Dataset rows about figures:
::::
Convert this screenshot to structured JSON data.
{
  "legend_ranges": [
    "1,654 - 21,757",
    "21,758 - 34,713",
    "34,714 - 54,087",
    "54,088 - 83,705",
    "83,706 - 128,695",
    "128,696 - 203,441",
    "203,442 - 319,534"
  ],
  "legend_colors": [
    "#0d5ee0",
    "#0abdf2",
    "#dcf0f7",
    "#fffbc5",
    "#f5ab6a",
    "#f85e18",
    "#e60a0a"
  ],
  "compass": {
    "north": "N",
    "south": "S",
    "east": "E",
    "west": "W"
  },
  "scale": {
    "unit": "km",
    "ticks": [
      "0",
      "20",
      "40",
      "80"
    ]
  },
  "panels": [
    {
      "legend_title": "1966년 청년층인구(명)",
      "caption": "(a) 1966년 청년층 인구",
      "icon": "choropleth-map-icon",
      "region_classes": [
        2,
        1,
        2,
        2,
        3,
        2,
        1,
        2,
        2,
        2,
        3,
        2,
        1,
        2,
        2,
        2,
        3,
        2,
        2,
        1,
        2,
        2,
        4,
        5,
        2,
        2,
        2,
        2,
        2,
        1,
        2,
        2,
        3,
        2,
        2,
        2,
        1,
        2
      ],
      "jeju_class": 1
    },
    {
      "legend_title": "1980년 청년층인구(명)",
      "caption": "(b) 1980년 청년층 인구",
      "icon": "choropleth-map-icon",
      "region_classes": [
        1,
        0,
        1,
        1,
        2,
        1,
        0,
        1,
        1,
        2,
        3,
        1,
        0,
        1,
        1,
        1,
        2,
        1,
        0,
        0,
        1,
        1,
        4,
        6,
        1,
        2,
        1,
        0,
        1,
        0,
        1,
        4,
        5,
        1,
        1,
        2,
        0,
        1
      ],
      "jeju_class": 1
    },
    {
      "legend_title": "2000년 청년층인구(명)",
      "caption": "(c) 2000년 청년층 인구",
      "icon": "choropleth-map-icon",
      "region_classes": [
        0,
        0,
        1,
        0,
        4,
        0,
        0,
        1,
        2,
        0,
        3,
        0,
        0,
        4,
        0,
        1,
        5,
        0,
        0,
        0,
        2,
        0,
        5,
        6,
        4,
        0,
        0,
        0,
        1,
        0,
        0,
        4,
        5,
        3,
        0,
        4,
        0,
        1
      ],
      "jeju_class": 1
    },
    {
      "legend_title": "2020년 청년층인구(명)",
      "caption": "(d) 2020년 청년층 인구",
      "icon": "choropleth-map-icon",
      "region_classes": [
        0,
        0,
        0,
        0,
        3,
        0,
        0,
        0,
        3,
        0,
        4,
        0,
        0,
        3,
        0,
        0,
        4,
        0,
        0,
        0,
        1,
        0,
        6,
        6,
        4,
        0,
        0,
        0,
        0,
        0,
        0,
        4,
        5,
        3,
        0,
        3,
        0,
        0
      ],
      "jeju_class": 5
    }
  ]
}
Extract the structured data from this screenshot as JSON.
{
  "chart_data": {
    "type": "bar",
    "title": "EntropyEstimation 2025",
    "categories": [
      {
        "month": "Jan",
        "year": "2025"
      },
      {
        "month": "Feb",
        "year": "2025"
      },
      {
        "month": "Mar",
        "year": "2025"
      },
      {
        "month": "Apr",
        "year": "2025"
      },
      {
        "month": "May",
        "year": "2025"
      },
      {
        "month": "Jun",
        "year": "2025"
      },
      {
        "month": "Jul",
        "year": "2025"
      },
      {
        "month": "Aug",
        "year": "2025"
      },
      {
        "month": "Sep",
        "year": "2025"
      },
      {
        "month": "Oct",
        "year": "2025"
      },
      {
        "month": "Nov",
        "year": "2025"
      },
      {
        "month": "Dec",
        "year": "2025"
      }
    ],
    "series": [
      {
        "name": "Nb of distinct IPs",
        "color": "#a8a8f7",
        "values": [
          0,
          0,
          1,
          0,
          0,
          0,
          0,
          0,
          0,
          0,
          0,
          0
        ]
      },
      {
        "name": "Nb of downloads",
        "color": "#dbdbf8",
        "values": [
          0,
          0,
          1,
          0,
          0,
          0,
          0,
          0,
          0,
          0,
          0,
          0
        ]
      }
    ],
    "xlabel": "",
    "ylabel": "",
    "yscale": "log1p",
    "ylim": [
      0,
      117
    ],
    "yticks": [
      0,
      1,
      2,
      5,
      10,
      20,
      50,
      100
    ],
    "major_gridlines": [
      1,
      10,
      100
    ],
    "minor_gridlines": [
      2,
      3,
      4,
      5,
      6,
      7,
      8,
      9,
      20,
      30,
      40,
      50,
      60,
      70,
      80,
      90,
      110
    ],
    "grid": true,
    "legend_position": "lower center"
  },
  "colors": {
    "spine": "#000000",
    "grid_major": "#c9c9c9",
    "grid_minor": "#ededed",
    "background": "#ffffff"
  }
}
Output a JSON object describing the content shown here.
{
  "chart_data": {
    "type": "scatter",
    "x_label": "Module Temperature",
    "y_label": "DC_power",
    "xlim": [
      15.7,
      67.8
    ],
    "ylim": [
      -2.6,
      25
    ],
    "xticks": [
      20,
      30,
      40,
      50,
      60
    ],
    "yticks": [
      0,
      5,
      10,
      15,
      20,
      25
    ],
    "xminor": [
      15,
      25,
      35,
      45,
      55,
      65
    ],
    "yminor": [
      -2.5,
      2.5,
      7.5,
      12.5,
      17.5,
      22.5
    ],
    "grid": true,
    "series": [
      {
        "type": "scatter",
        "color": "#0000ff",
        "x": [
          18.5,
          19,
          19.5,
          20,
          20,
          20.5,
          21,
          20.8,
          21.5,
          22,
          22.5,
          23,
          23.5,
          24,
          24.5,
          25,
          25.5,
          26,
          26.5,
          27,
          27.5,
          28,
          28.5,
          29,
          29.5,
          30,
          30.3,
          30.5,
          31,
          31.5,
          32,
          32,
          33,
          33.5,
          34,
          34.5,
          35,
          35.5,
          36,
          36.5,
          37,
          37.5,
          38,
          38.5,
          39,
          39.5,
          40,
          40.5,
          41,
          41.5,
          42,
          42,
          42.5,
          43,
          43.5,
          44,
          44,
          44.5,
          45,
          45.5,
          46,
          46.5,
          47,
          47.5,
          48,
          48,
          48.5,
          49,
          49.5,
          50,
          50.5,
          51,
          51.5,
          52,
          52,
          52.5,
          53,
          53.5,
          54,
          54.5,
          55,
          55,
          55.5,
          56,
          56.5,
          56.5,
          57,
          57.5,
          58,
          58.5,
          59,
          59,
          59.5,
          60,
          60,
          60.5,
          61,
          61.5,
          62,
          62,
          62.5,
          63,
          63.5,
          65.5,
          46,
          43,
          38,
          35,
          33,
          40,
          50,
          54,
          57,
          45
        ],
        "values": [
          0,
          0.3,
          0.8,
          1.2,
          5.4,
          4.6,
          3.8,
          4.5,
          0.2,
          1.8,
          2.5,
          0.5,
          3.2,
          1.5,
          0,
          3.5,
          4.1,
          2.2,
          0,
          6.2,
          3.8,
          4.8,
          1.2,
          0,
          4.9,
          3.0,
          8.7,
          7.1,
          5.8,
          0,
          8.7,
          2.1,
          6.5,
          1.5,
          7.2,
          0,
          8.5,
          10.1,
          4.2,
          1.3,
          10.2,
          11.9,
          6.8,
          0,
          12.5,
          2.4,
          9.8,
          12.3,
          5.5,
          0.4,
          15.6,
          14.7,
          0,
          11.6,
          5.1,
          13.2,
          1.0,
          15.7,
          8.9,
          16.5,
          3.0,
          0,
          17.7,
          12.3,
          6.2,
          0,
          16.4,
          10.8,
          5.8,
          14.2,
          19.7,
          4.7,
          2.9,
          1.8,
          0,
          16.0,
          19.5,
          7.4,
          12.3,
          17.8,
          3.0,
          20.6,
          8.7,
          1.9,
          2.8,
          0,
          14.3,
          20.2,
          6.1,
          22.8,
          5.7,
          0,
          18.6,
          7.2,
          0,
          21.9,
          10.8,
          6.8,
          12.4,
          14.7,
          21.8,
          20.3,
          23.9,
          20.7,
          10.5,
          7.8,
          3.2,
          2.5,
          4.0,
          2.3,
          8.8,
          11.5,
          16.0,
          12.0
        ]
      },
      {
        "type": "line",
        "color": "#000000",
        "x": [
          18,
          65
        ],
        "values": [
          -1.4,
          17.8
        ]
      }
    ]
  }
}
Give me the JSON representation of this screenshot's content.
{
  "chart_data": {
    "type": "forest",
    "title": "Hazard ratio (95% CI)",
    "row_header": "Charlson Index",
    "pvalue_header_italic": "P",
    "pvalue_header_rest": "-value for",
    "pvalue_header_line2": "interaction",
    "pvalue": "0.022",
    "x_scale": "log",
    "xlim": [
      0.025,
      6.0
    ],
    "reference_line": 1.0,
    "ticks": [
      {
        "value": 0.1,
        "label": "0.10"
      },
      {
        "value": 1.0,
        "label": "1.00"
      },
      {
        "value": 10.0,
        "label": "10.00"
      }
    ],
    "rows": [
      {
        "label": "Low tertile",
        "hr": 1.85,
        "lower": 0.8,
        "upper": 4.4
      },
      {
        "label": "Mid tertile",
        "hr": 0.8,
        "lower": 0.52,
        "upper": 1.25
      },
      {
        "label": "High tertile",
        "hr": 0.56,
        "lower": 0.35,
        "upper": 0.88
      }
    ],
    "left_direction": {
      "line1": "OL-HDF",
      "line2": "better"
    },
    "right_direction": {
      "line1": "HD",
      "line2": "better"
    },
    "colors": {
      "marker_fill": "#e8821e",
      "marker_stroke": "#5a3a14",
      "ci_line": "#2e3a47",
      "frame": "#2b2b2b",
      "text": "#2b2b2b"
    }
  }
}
::::
* [Requirement]: Scan the data for the word "month" and copy every line where it shows up.

* [Answer in full]:
        "month": "Jan",
        "month": "Feb",
        "month": "Mar",
        "month": "Apr",
        "month": "May",
        "month": "Jun",
        "month": "Jul",
        "month": "Aug",
        "month": "Sep",
        "month": "Oct",
        "month": "Nov",
        "month": "Dec",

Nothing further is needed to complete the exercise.